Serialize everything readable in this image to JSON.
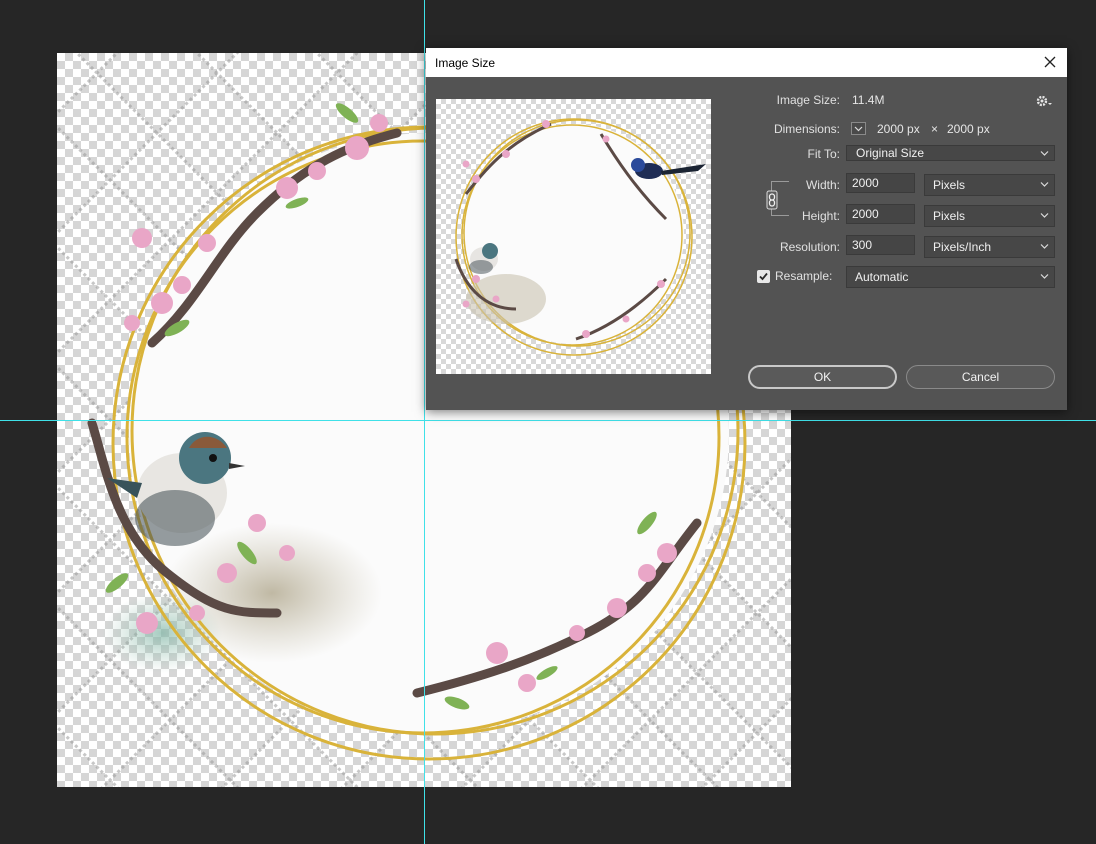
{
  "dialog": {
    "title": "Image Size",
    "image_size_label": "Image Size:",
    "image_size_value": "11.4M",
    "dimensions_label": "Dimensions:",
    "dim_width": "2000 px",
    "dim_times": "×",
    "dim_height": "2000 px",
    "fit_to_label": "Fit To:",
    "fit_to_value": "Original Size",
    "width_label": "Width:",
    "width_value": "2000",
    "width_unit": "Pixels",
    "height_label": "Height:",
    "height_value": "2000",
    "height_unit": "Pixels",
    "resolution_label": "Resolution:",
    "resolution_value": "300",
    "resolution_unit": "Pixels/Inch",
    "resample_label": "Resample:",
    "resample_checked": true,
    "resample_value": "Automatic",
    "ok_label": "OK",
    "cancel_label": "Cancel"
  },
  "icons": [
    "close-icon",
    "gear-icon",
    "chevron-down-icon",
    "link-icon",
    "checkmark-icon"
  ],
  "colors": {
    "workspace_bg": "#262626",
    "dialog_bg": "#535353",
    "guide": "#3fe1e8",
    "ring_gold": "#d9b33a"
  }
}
...
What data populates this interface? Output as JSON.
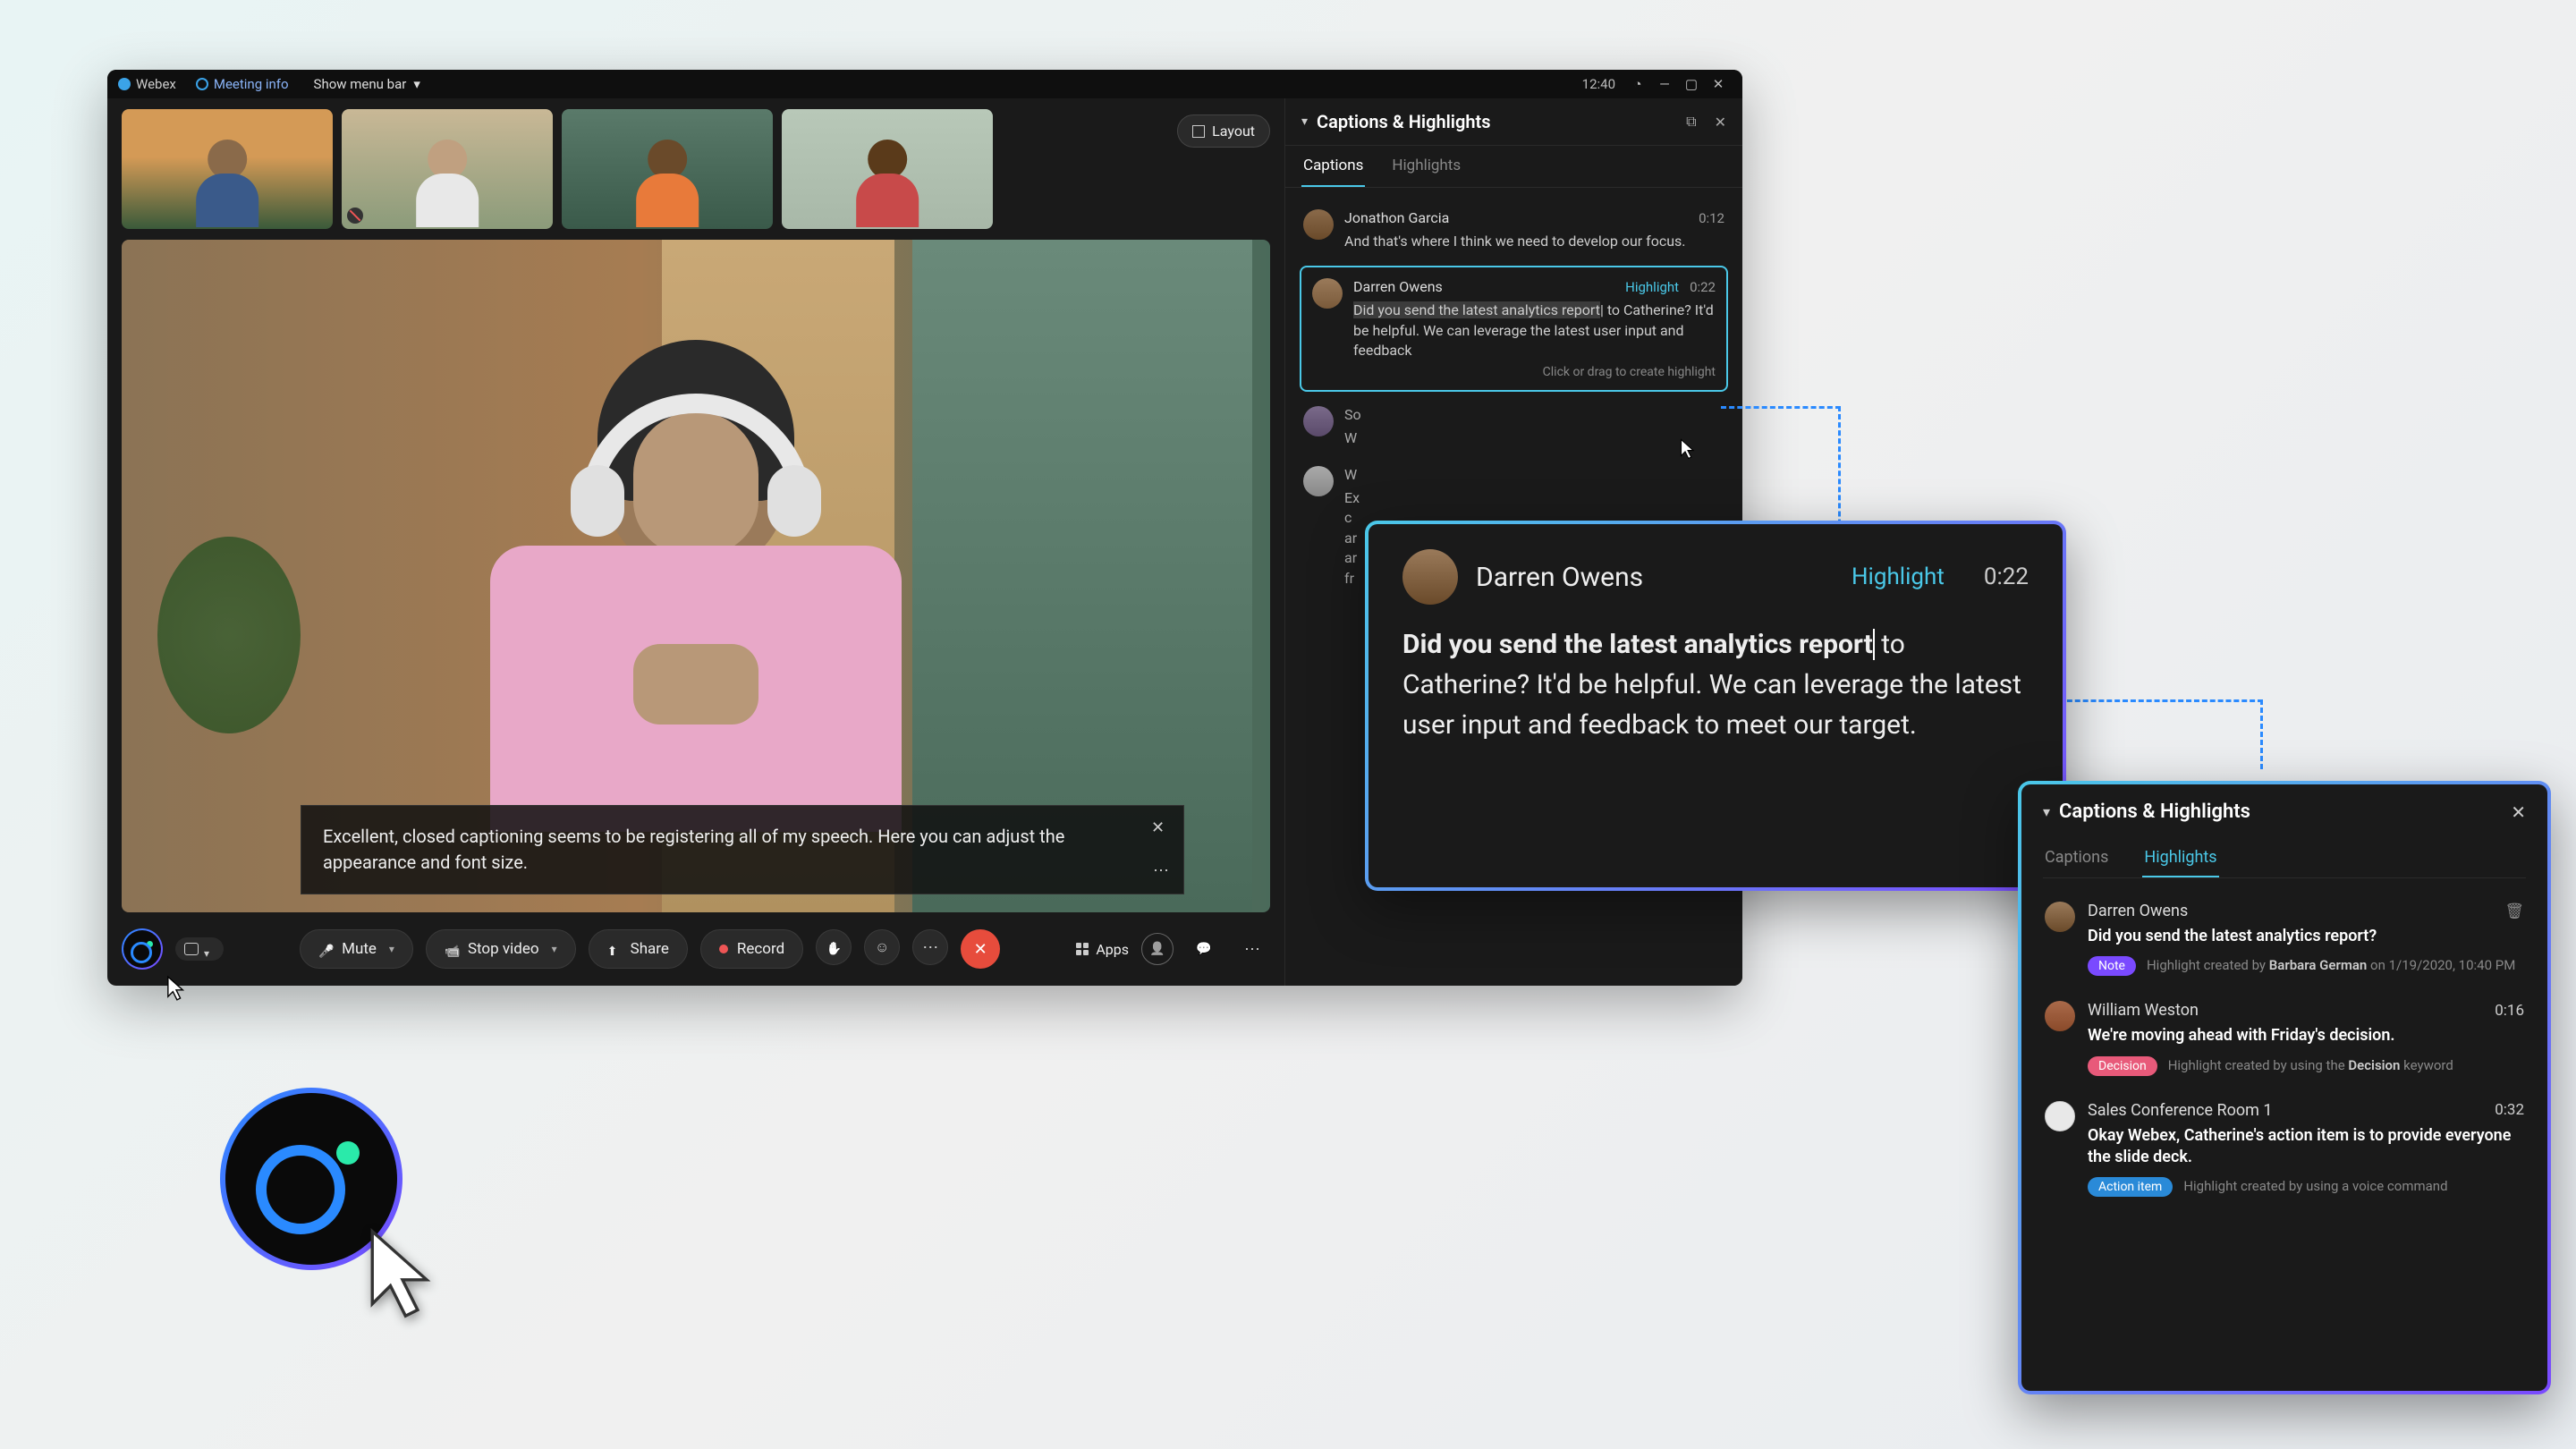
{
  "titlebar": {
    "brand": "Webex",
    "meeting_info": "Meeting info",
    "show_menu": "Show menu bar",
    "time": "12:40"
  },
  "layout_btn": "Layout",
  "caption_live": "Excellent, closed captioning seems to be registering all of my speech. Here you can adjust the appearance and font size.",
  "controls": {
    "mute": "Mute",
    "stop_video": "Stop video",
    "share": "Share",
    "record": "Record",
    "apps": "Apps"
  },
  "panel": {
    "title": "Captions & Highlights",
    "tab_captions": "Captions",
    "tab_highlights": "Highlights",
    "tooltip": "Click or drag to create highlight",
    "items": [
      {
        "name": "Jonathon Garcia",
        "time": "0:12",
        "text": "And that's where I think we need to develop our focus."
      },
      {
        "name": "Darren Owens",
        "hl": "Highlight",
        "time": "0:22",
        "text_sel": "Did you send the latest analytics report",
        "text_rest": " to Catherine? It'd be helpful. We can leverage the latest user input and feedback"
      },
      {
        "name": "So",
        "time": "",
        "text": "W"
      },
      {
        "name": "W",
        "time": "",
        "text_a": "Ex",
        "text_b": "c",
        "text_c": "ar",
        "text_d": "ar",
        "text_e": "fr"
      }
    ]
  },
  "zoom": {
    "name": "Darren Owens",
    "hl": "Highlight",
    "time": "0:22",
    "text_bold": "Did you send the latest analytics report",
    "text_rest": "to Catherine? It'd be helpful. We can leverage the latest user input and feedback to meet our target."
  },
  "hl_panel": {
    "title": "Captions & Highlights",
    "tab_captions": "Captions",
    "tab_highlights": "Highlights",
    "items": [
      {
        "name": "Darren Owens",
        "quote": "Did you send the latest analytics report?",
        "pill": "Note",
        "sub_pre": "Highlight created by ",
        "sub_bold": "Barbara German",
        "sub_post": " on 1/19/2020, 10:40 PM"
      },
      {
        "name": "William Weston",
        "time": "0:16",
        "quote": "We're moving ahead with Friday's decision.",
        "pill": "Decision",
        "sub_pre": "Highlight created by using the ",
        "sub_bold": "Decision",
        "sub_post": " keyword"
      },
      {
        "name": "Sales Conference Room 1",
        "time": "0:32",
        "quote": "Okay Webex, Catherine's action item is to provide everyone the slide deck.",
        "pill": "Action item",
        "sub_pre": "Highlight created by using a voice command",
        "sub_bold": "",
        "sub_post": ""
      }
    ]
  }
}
--
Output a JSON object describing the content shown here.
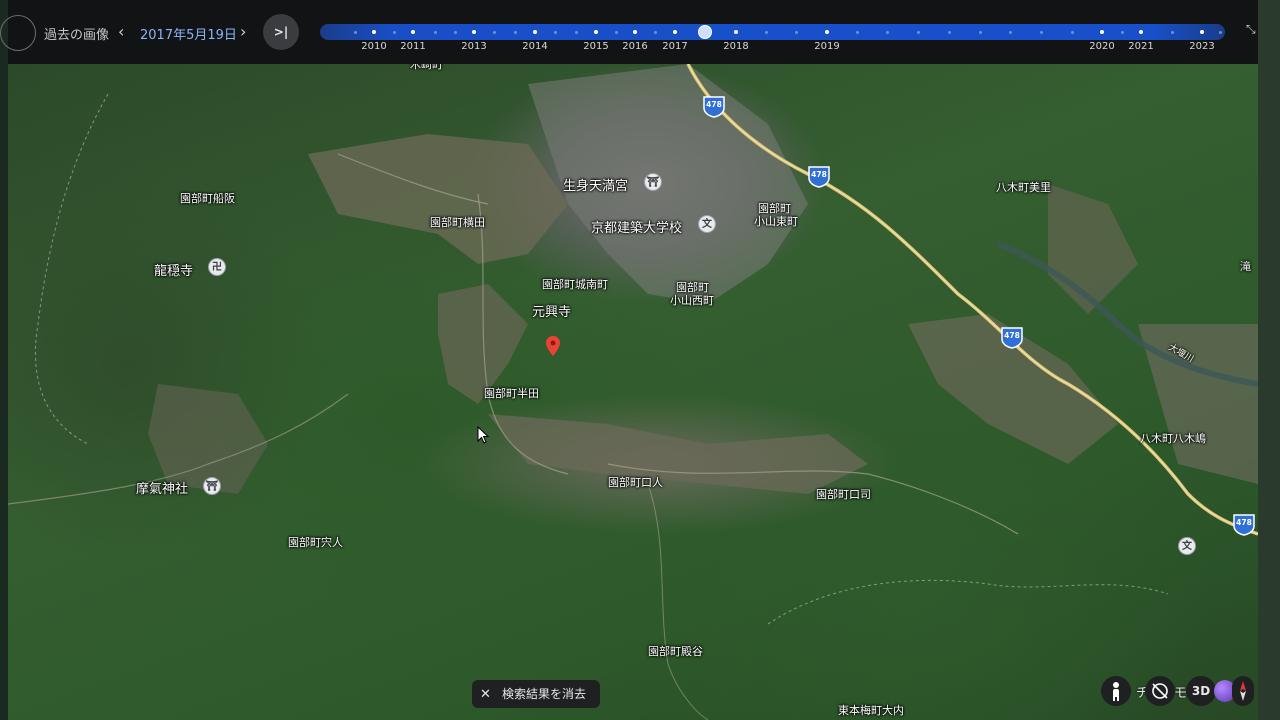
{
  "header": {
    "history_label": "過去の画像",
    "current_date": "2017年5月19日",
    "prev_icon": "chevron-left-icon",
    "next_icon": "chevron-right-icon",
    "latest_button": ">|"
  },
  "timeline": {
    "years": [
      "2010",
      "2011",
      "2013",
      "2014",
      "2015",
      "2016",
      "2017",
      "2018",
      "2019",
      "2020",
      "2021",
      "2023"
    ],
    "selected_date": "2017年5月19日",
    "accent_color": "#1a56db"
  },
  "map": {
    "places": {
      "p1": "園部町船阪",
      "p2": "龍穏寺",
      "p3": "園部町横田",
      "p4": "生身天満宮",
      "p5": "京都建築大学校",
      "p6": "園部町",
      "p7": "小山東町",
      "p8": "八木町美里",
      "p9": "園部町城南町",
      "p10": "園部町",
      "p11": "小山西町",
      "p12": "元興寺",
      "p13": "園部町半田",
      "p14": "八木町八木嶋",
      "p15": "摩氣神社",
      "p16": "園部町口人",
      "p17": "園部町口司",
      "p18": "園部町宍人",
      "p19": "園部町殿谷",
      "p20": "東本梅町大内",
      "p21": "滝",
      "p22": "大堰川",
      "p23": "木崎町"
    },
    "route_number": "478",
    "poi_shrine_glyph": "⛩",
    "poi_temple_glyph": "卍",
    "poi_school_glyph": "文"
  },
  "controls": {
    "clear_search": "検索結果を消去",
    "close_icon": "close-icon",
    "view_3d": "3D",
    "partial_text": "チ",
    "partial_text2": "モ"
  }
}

**SHORT TASK:** Search the entries for the word "report" and gather every line where it appears.

**OUTPUT:**
        "text_sel": "Did you send the latest analytics report",
    "text_bold": "Did you send the latest analytics report",
        "quote": "Did you send the latest analytics report?",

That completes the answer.